**Text block:**
------------------------------------------------

A Texas Tribune reader writes me: “Mr. Clapp, your ‘Thoughts in the Gloaming’ were lovely.” Of course, I thank the reader for the sweet compliment. My old friend of twenty-five years, John R. Reynolds, now representing the Southwestern Life Insurance Company sends me a map which shows by colored line the source and direction of gulf storms for the past hundred years. It is of much interest and I will keep it for reference. I always wondered where the storms started but the map shows clearly that way down in the southeast corner in the Caribbean Sea there lives a beautiful mermaid and blowing her breath to the northwest she produces the terrible hurricanes that are so destructive. John has always been generous when he had something his friends enjoy so I suggested he take a trip down to the South Seas and give the mermaid some of the surplus. These mermaids are like others of her sex being susceptible to amorous advances.

I read in the Houston Chronicle that the state senate has passed a bill exempting taxes for a period of several years for the purpose of enabling us to build seawalls at Palacios and Collegeport. This construction is a necessity in both places. At Collegeport the bank has washed away for a distance of fifty feet. A few more heavy seas and the cement wall and beautiful fence in front of the Mowery home will crumble into the bay. Even now the bay shore drive is dangerous. When the time comes to aid in this proposition it is hoped that our people will be glad to support it.

The school advertises a box supper Friday night the 13. Friday the thirteenth is full of jinxes so folk better look out for the jinxes will get ‘em. Hope the jinxes will be present with some good coin and buy liberally.

Mrs. Eleanor Andres and Mrs. Josephine Gussie who have been spending the week in Houston the guests of Mrs. Andres parents returned to their home on South Boulevard Drive Saturday.

Mrs. Patricia Martyn, county health nurse Visited this place Saturday and reported that her trip to Austin resulted in securing funds for the completion of sanitary appliances for the rural schools of the county. Dr. Leonard Male is here for a month in charge of the work. The installation of these outfits will without question have a marked influence on child health.

The local NRA compliance board have nothing to do but twiddle its thumbs for it has no complaints of any kind. Our folks are strict observers of the NRA Blue Eagle rules.

It appears from the items in the Tribune that the P. W. A. at Fort Worth consider the construction of sea walls at Palacios and Collegeport class A projects and have docketed their request for aid. In all the progress so far made one who reads between the lines will recognize the hand of our ubiquitous Precinct Commissioner George Harrison.

While in Austin the past two weeks he has had several interviews with the State Highway commission about the construction of the viaduct which will give much-needed traffic facilities. Next week I will make a preachment on stubbornness. I feel sure the women will enjoy it.

------------------------------------------------

**Problem statement:**
Retype the column word for word, from "While in Austin" to "will enjoy it.".

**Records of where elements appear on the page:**
------------------------------------------------

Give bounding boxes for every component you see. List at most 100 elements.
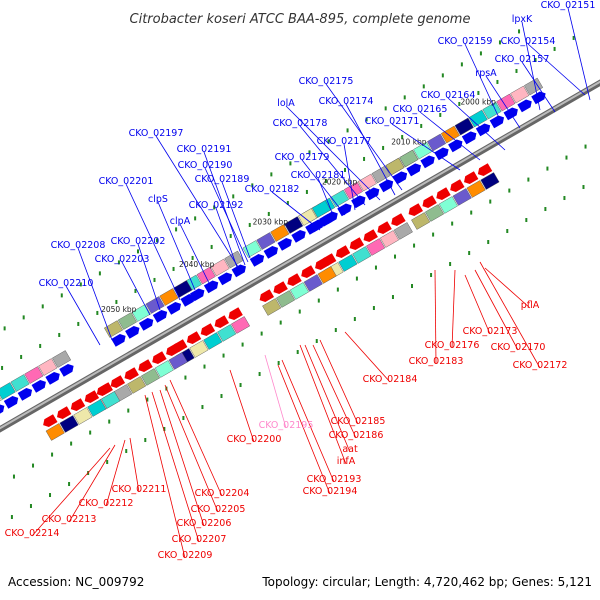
reverse-gene-arrow xyxy=(200,323,216,336)
gc-tick xyxy=(286,200,289,205)
forward-feature-box xyxy=(357,173,377,192)
gene-label: infA xyxy=(337,456,356,467)
reverse-gene-arrow xyxy=(43,414,58,427)
reverse-gene-arrow xyxy=(377,221,392,234)
gene-label: CKO_02183 xyxy=(409,356,464,367)
reverse-gene-arrow xyxy=(408,203,423,216)
gc-tick xyxy=(117,260,120,265)
gc-tick xyxy=(479,51,482,56)
gc-tick xyxy=(12,474,15,479)
forward-gene-arrow xyxy=(319,214,334,227)
gc-tick xyxy=(401,134,404,139)
forward-feature-box xyxy=(117,312,137,330)
gc-tick xyxy=(327,139,330,144)
gc-tick xyxy=(403,95,406,100)
gc-tick xyxy=(68,482,71,487)
label-leader-line xyxy=(31,447,111,537)
gc-tick xyxy=(420,123,423,128)
reverse-gene-arrow xyxy=(124,367,139,380)
reverse-feature-box xyxy=(101,391,121,409)
label-leader-line xyxy=(434,269,437,365)
gc-tick xyxy=(289,161,292,166)
reverse-gene-arrow xyxy=(259,289,275,302)
gc-tick xyxy=(584,144,587,149)
label-leader-line xyxy=(221,181,251,259)
gene-label: CKO_02177 xyxy=(317,136,372,147)
forward-feature-box xyxy=(242,240,262,258)
reverse-feature-box xyxy=(203,332,223,350)
forward-feature-box xyxy=(413,141,433,160)
gc-tick xyxy=(508,188,511,193)
reverse-gene-arrow xyxy=(186,331,202,344)
gc-tick xyxy=(115,299,118,304)
gc-tick xyxy=(77,321,80,326)
forward-feature-box xyxy=(256,232,276,250)
label-leader-line xyxy=(215,207,239,271)
label-leader-line xyxy=(447,97,506,151)
gene-label: CKO_02154 xyxy=(501,36,556,47)
reverse-feature-box xyxy=(366,238,386,256)
label-leader-line xyxy=(164,384,219,513)
forward-feature-box xyxy=(196,266,216,285)
label-leader-line xyxy=(391,123,461,171)
reverse-gene-arrow xyxy=(301,265,316,278)
label-leader-line xyxy=(77,247,113,341)
gene-label: CKO_02200 xyxy=(227,434,282,445)
gc-tick xyxy=(251,183,254,188)
forward-gene-arrow xyxy=(378,179,394,193)
reverse-feature-box xyxy=(438,196,458,214)
gene-label: CKO_02210 xyxy=(39,278,94,289)
gc-tick xyxy=(525,218,528,223)
reverse-gene-arrow xyxy=(477,163,493,176)
gc-tick xyxy=(127,408,130,413)
gc-tick xyxy=(458,101,461,106)
kbp-tick-label: 2000 kbp xyxy=(461,98,497,107)
gc-tick xyxy=(58,332,61,337)
forward-gene-arrow xyxy=(434,147,449,161)
map-title: Citrobacter koseri ATCC BAA-895, complet… xyxy=(130,12,471,27)
gene-label: CKO_02195 xyxy=(259,420,314,431)
gc-tick xyxy=(384,106,387,111)
reverse-feature-box xyxy=(338,254,358,272)
forward-feature-box xyxy=(311,200,331,218)
gene-label: CKO_02189 xyxy=(195,174,250,185)
label-leader-line xyxy=(464,43,501,121)
kbp-tick-label: 2020 kbp xyxy=(322,178,358,187)
gc-tick xyxy=(41,304,44,309)
gene-label: CKO_02171 xyxy=(365,116,420,127)
label-leader-line xyxy=(105,439,126,507)
reverse-feature-box xyxy=(87,399,107,417)
reverse-gene-arrow xyxy=(391,213,406,226)
forward-feature-box xyxy=(399,149,419,168)
label-leader-line xyxy=(484,267,531,309)
forward-feature-box xyxy=(440,125,460,144)
reverse-gene-arrow xyxy=(450,179,465,192)
forward-feature-box xyxy=(284,216,304,234)
gene-label: CKO_02212 xyxy=(79,498,134,509)
gene-label: CKO_02201 xyxy=(99,176,154,187)
reverse-feature-box xyxy=(59,415,79,433)
gc-tick xyxy=(430,273,433,278)
reverse-feature-box xyxy=(168,352,188,370)
reverse-feature-box xyxy=(317,266,337,284)
gc-tick xyxy=(153,277,156,282)
forward-gene-arrow xyxy=(180,294,195,307)
gc-tick xyxy=(79,282,82,287)
gene-label: CKO_02214 xyxy=(5,528,60,539)
forward-feature-box xyxy=(24,366,44,384)
gc-tick xyxy=(451,221,454,226)
label-leader-line xyxy=(157,201,196,291)
gc-tick xyxy=(96,310,99,315)
label-leader-line xyxy=(65,285,101,346)
gc-tick xyxy=(163,427,166,432)
reverse-feature-box xyxy=(45,423,65,441)
gc-tick xyxy=(29,504,32,509)
forward-gene-arrow xyxy=(337,203,352,217)
gc-tick xyxy=(498,40,501,45)
gene-label: CKO_02194 xyxy=(303,486,358,497)
gc-tick xyxy=(229,233,232,238)
gene-label: CKO_02211 xyxy=(112,484,167,495)
forward-gene-arrow xyxy=(17,388,33,401)
forward-gene-arrow xyxy=(406,163,421,177)
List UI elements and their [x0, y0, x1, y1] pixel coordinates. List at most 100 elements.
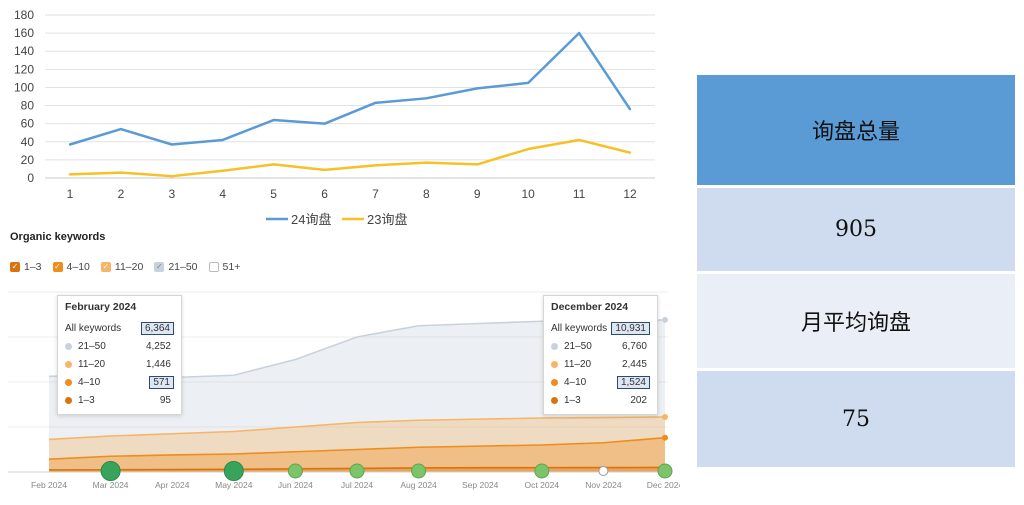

------------------------------------------------

**Response for this exercise:**
While in Austin the past two weeks he has had several interviews with the State Highway commission about the construction of the viaduct which will give much-needed traffic facilities. Next week I will make a preachment on stubbornness. I feel sure the women will enjoy it.